**Task brief**
Each line should be copied exactly.
>> START
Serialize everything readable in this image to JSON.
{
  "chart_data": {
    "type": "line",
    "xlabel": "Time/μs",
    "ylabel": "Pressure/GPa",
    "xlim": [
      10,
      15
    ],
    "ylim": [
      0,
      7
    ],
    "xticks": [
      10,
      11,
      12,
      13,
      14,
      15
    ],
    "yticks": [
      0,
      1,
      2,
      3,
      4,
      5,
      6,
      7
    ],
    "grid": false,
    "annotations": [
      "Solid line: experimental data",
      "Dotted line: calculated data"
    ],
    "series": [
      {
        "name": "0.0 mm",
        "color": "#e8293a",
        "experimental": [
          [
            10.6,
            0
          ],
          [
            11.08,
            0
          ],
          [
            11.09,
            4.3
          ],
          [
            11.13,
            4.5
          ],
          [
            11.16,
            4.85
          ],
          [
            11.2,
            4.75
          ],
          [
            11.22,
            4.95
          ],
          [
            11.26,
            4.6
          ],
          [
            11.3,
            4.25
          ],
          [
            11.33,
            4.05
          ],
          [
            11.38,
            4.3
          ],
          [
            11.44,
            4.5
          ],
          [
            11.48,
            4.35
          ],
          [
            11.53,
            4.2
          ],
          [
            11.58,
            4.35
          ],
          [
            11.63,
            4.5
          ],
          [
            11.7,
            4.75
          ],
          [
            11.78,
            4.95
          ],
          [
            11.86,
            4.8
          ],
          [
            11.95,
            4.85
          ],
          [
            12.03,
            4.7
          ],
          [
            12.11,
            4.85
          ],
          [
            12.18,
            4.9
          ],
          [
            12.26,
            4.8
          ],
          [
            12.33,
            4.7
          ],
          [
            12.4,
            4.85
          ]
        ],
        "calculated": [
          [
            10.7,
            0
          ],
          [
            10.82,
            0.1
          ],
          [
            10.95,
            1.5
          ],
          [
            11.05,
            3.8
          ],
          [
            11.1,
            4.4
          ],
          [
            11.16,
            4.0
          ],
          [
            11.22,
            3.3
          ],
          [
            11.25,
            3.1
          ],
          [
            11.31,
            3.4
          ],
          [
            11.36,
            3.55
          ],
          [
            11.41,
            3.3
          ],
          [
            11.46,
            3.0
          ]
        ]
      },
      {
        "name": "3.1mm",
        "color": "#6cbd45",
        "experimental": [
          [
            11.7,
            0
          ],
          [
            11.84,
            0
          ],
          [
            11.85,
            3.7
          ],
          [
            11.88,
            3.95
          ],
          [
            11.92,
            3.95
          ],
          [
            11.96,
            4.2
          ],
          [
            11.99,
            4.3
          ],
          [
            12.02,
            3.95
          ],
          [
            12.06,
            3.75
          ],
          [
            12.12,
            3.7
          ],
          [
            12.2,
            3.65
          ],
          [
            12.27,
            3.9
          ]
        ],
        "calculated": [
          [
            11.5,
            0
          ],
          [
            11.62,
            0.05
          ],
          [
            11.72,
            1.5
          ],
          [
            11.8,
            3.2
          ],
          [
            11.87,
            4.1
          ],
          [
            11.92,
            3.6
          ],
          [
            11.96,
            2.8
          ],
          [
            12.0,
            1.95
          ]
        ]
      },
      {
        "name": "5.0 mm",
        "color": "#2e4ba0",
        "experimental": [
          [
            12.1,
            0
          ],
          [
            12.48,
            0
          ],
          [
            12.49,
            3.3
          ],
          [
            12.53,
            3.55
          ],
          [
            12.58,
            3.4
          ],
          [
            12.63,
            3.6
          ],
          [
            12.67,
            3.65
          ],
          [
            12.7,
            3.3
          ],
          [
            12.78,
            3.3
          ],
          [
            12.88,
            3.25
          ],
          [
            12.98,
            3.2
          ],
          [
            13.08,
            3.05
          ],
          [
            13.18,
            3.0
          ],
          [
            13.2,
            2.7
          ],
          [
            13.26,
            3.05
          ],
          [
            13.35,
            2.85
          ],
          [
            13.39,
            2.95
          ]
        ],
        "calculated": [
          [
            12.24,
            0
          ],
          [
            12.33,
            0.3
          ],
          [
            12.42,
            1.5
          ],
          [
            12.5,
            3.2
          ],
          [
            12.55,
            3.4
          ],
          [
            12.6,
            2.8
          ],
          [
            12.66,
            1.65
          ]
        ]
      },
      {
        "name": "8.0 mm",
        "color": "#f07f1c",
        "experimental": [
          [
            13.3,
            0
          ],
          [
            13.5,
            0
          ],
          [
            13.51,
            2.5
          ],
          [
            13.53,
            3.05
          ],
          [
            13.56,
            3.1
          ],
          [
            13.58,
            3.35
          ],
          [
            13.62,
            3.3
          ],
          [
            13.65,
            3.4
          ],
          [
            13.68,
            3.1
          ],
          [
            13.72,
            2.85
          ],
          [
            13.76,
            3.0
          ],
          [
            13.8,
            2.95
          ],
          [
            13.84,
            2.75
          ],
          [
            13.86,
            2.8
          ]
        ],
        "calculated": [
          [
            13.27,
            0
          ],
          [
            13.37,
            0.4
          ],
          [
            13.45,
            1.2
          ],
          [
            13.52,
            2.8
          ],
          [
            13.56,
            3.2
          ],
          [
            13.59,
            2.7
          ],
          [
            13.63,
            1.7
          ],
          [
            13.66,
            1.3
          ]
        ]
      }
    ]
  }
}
>> END
**Answer to this exercise**
Serialize everything readable in this image to JSON.
{
  "chart_data": {
    "type": "line",
    "xlabel": "Time/μs",
    "ylabel": "Pressure/GPa",
    "xlim": [
      10,
      15
    ],
    "ylim": [
      0,
      7
    ],
    "xticks": [
      10,
      11,
      12,
      13,
      14,
      15
    ],
    "yticks": [
      0,
      1,
      2,
      3,
      4,
      5,
      6,
      7
    ],
    "grid": false,
    "annotations": [
      "Solid line: experimental data",
      "Dotted line: calculated data"
    ],
    "series": [
      {
        "name": "0.0 mm",
        "color": "#e8293a",
        "experimental": [
          [
            10.6,
            0
          ],
          [
            11.08,
            0
          ],
          [
            11.09,
            4.3
          ],
          [
            11.13,
            4.5
          ],
          [
            11.16,
            4.85
          ],
          [
            11.2,
            4.75
          ],
          [
            11.22,
            4.95
          ],
          [
            11.26,
            4.6
          ],
          [
            11.3,
            4.25
          ],
          [
            11.33,
            4.05
          ],
          [
            11.38,
            4.3
          ],
          [
            11.44,
            4.5
          ],
          [
            11.48,
            4.35
          ],
          [
            11.53,
            4.2
          ],
          [
            11.58,
            4.35
          ],
          [
            11.63,
            4.5
          ],
          [
            11.7,
            4.75
          ],
          [
            11.78,
            4.95
          ],
          [
            11.86,
            4.8
          ],
          [
            11.95,
            4.85
          ],
          [
            12.03,
            4.7
          ],
          [
            12.11,
            4.85
          ],
          [
            12.18,
            4.9
          ],
          [
            12.26,
            4.8
          ],
          [
            12.33,
            4.7
          ],
          [
            12.4,
            4.85
          ]
        ],
        "calculated": [
          [
            10.7,
            0
          ],
          [
            10.82,
            0.1
          ],
          [
            10.95,
            1.5
          ],
          [
            11.05,
            3.8
          ],
          [
            11.1,
            4.4
          ],
          [
            11.16,
            4.0
          ],
          [
            11.22,
            3.3
          ],
          [
            11.25,
            3.1
          ],
          [
            11.31,
            3.4
          ],
          [
            11.36,
            3.55
          ],
          [
            11.41,
            3.3
          ],
          [
            11.46,
            3.0
          ]
        ]
      },
      {
        "name": "3.1mm",
        "color": "#6cbd45",
        "experimental": [
          [
            11.7,
            0
          ],
          [
            11.84,
            0
          ],
          [
            11.85,
            3.7
          ],
          [
            11.88,
            3.95
          ],
          [
            11.92,
            3.95
          ],
          [
            11.96,
            4.2
          ],
          [
            11.99,
            4.3
          ],
          [
            12.02,
            3.95
          ],
          [
            12.06,
            3.75
          ],
          [
            12.12,
            3.7
          ],
          [
            12.2,
            3.65
          ],
          [
            12.27,
            3.9
          ]
        ],
        "calculated": [
          [
            11.5,
            0
          ],
          [
            11.62,
            0.05
          ],
          [
            11.72,
            1.5
          ],
          [
            11.8,
            3.2
          ],
          [
            11.87,
            4.1
          ],
          [
            11.92,
            3.6
          ],
          [
            11.96,
            2.8
          ],
          [
            12.0,
            1.95
          ]
        ]
      },
      {
        "name": "5.0 mm",
        "color": "#2e4ba0",
        "experimental": [
          [
            12.1,
            0
          ],
          [
            12.48,
            0
          ],
          [
            12.49,
            3.3
          ],
          [
            12.53,
            3.55
          ],
          [
            12.58,
            3.4
          ],
          [
            12.63,
            3.6
          ],
          [
            12.67,
            3.65
          ],
          [
            12.7,
            3.3
          ],
          [
            12.78,
            3.3
          ],
          [
            12.88,
            3.25
          ],
          [
            12.98,
            3.2
          ],
          [
            13.08,
            3.05
          ],
          [
            13.18,
            3.0
          ],
          [
            13.2,
            2.7
          ],
          [
            13.26,
            3.05
          ],
          [
            13.35,
            2.85
          ],
          [
            13.39,
            2.95
          ]
        ],
        "calculated": [
          [
            12.24,
            0
          ],
          [
            12.33,
            0.3
          ],
          [
            12.42,
            1.5
          ],
          [
            12.5,
            3.2
          ],
          [
            12.55,
            3.4
          ],
          [
            12.6,
            2.8
          ],
          [
            12.66,
            1.65
          ]
        ]
      },
      {
        "name": "8.0 mm",
        "color": "#f07f1c",
        "experimental": [
          [
            13.3,
            0
          ],
          [
            13.5,
            0
          ],
          [
            13.51,
            2.5
          ],
          [
            13.53,
            3.05
          ],
          [
            13.56,
            3.1
          ],
          [
            13.58,
            3.35
          ],
          [
            13.62,
            3.3
          ],
          [
            13.65,
            3.4
          ],
          [
            13.68,
            3.1
          ],
          [
            13.72,
            2.85
          ],
          [
            13.76,
            3.0
          ],
          [
            13.8,
            2.95
          ],
          [
            13.84,
            2.75
          ],
          [
            13.86,
            2.8
          ]
        ],
        "calculated": [
          [
            13.27,
            0
          ],
          [
            13.37,
            0.4
          ],
          [
            13.45,
            1.2
          ],
          [
            13.52,
            2.8
          ],
          [
            13.56,
            3.2
          ],
          [
            13.59,
            2.7
          ],
          [
            13.63,
            1.7
          ],
          [
            13.66,
            1.3
          ]
        ]
      }
    ]
  }
}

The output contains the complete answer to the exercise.